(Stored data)
# # # # # # #

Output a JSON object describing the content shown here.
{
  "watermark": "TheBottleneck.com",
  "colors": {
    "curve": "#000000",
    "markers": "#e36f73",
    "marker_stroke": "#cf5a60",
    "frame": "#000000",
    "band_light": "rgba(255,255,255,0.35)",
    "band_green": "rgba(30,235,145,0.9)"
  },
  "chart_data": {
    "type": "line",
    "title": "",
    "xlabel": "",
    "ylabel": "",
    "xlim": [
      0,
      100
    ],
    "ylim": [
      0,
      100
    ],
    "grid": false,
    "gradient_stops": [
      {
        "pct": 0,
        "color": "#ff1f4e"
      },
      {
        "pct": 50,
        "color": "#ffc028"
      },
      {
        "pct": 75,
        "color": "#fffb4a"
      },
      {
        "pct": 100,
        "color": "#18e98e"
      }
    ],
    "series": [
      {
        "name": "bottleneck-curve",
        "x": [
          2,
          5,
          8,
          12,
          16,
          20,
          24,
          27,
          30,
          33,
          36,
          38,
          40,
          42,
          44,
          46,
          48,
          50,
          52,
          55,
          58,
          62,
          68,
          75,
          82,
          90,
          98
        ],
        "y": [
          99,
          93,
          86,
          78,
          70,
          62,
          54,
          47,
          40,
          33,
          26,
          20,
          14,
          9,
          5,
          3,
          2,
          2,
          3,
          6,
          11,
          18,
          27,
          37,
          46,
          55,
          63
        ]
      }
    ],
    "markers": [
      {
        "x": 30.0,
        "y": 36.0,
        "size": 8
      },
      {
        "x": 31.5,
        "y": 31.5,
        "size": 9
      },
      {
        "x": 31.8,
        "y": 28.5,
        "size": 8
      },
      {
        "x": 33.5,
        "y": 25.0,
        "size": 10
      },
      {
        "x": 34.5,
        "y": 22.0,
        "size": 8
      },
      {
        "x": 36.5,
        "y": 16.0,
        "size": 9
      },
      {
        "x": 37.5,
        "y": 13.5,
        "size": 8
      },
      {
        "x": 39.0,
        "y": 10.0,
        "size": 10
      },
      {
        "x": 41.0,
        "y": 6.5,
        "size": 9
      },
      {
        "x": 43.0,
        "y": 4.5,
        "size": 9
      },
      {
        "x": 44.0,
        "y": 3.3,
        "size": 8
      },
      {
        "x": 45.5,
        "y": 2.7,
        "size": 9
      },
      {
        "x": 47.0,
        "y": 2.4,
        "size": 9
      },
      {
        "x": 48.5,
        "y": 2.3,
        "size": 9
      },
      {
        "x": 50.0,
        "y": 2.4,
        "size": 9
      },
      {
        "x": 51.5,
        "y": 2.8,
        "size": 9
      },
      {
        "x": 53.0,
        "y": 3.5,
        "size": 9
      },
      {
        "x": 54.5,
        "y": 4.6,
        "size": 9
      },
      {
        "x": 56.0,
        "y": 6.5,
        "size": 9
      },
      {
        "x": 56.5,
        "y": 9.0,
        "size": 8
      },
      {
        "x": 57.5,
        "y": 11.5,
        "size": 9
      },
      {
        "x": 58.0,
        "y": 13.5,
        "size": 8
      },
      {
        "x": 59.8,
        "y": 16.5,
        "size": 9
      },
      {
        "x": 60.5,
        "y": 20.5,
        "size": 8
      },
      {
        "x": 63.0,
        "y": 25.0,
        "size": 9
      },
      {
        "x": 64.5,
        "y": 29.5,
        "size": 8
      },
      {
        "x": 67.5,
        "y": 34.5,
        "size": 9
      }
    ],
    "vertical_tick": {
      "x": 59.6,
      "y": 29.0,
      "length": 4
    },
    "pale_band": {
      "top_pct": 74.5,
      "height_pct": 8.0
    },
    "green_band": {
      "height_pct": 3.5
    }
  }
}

# # # # # # #

▶ DIRECTIVE
Transcribe the records above exactly as they appear.

▶ RIGHT ANSWER
Output a JSON object describing the content shown here.
{
  "watermark": "TheBottleneck.com",
  "colors": {
    "curve": "#000000",
    "markers": "#e36f73",
    "marker_stroke": "#cf5a60",
    "frame": "#000000",
    "band_light": "rgba(255,255,255,0.35)",
    "band_green": "rgba(30,235,145,0.9)"
  },
  "chart_data": {
    "type": "line",
    "title": "",
    "xlabel": "",
    "ylabel": "",
    "xlim": [
      0,
      100
    ],
    "ylim": [
      0,
      100
    ],
    "grid": false,
    "gradient_stops": [
      {
        "pct": 0,
        "color": "#ff1f4e"
      },
      {
        "pct": 50,
        "color": "#ffc028"
      },
      {
        "pct": 75,
        "color": "#fffb4a"
      },
      {
        "pct": 100,
        "color": "#18e98e"
      }
    ],
    "series": [
      {
        "name": "bottleneck-curve",
        "x": [
          2,
          5,
          8,
          12,
          16,
          20,
          24,
          27,
          30,
          33,
          36,
          38,
          40,
          42,
          44,
          46,
          48,
          50,
          52,
          55,
          58,
          62,
          68,
          75,
          82,
          90,
          98
        ],
        "y": [
          99,
          93,
          86,
          78,
          70,
          62,
          54,
          47,
          40,
          33,
          26,
          20,
          14,
          9,
          5,
          3,
          2,
          2,
          3,
          6,
          11,
          18,
          27,
          37,
          46,
          55,
          63
        ]
      }
    ],
    "markers": [
      {
        "x": 30.0,
        "y": 36.0,
        "size": 8
      },
      {
        "x": 31.5,
        "y": 31.5,
        "size": 9
      },
      {
        "x": 31.8,
        "y": 28.5,
        "size": 8
      },
      {
        "x": 33.5,
        "y": 25.0,
        "size": 10
      },
      {
        "x": 34.5,
        "y": 22.0,
        "size": 8
      },
      {
        "x": 36.5,
        "y": 16.0,
        "size": 9
      },
      {
        "x": 37.5,
        "y": 13.5,
        "size": 8
      },
      {
        "x": 39.0,
        "y": 10.0,
        "size": 10
      },
      {
        "x": 41.0,
        "y": 6.5,
        "size": 9
      },
      {
        "x": 43.0,
        "y": 4.5,
        "size": 9
      },
      {
        "x": 44.0,
        "y": 3.3,
        "size": 8
      },
      {
        "x": 45.5,
        "y": 2.7,
        "size": 9
      },
      {
        "x": 47.0,
        "y": 2.4,
        "size": 9
      },
      {
        "x": 48.5,
        "y": 2.3,
        "size": 9
      },
      {
        "x": 50.0,
        "y": 2.4,
        "size": 9
      },
      {
        "x": 51.5,
        "y": 2.8,
        "size": 9
      },
      {
        "x": 53.0,
        "y": 3.5,
        "size": 9
      },
      {
        "x": 54.5,
        "y": 4.6,
        "size": 9
      },
      {
        "x": 56.0,
        "y": 6.5,
        "size": 9
      },
      {
        "x": 56.5,
        "y": 9.0,
        "size": 8
      },
      {
        "x": 57.5,
        "y": 11.5,
        "size": 9
      },
      {
        "x": 58.0,
        "y": 13.5,
        "size": 8
      },
      {
        "x": 59.8,
        "y": 16.5,
        "size": 9
      },
      {
        "x": 60.5,
        "y": 20.5,
        "size": 8
      },
      {
        "x": 63.0,
        "y": 25.0,
        "size": 9
      },
      {
        "x": 64.5,
        "y": 29.5,
        "size": 8
      },
      {
        "x": 67.5,
        "y": 34.5,
        "size": 9
      }
    ],
    "vertical_tick": {
      "x": 59.6,
      "y": 29.0,
      "length": 4
    },
    "pale_band": {
      "top_pct": 74.5,
      "height_pct": 8.0
    },
    "green_band": {
      "height_pct": 3.5
    }
  }
}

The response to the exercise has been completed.